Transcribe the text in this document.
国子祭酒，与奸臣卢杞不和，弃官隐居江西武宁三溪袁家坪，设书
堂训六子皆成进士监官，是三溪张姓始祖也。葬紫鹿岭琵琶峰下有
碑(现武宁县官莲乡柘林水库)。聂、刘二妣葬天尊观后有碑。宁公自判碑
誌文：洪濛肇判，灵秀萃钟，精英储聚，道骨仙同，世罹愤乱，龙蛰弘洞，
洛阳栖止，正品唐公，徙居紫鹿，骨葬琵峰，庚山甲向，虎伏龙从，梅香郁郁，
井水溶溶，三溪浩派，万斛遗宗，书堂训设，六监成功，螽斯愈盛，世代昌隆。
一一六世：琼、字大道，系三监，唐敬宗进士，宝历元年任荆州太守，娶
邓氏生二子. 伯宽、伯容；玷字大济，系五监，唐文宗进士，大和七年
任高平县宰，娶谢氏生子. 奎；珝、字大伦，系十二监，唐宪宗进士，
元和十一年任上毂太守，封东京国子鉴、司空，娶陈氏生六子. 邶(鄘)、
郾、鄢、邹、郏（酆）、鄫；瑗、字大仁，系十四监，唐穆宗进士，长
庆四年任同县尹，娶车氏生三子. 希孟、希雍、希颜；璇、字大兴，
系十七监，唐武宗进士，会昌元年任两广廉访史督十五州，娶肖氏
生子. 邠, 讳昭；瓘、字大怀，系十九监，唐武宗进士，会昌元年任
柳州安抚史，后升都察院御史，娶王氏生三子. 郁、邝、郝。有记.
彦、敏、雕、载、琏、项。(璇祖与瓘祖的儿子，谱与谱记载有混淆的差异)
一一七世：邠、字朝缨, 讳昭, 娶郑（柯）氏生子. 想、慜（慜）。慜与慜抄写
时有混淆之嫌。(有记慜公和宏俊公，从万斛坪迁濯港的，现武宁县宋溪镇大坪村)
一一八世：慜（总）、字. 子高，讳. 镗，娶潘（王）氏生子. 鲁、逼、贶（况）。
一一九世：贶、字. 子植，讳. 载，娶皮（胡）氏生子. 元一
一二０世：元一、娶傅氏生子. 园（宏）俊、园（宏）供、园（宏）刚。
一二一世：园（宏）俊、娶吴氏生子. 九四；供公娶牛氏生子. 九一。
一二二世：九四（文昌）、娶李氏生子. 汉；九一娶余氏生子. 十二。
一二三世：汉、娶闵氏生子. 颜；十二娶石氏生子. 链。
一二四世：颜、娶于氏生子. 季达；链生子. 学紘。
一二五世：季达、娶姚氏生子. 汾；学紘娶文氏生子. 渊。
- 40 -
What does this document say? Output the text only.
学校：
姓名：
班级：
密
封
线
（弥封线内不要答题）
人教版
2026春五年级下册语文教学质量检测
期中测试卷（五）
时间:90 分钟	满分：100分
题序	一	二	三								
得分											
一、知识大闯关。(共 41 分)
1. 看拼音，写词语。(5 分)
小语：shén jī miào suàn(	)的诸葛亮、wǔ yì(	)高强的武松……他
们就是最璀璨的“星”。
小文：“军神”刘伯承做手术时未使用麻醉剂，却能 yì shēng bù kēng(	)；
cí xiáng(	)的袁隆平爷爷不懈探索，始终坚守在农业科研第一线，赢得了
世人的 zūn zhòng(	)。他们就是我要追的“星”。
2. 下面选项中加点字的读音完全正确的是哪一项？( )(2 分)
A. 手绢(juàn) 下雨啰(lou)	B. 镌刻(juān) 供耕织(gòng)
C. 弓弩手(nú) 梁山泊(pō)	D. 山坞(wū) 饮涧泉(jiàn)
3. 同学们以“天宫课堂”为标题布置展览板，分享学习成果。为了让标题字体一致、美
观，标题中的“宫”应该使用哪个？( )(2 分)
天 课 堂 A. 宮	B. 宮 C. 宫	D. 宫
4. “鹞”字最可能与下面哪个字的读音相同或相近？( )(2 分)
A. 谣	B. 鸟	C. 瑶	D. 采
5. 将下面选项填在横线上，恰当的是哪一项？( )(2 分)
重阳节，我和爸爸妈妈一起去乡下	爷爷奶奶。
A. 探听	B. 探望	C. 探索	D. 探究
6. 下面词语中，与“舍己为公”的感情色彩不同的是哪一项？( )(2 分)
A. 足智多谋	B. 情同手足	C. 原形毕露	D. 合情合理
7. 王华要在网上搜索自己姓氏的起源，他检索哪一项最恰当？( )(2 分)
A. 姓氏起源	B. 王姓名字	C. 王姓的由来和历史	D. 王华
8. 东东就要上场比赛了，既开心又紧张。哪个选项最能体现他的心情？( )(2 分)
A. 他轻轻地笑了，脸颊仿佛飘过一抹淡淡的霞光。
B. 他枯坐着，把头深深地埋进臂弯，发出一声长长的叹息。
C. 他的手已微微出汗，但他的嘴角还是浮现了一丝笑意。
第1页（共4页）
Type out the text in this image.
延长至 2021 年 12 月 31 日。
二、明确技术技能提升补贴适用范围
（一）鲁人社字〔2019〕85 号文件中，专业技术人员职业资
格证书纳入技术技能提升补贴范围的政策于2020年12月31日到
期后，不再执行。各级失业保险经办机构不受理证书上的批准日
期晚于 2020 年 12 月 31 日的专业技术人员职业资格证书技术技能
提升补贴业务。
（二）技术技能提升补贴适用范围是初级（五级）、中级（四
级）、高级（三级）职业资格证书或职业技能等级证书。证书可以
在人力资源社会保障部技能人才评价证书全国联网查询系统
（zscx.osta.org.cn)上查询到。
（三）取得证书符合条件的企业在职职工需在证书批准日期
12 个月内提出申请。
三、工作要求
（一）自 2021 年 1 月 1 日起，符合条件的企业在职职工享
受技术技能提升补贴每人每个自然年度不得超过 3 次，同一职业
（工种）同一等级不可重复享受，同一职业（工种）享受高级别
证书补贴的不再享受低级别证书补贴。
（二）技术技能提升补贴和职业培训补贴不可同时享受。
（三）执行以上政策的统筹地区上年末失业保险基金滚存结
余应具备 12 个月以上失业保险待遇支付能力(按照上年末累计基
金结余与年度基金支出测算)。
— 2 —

++++

- _OBJECTIVE_:
Copy every line above that holds the word "唐武宗进士".

- _SOLVED EXERCISE_:
系十七监，唐武宗进士，会昌元年任两广廉访史督十五州，娶肖氏
生子. 邠, 讳昭；瓘、字大怀，系十九监，唐武宗进士，会昌元年任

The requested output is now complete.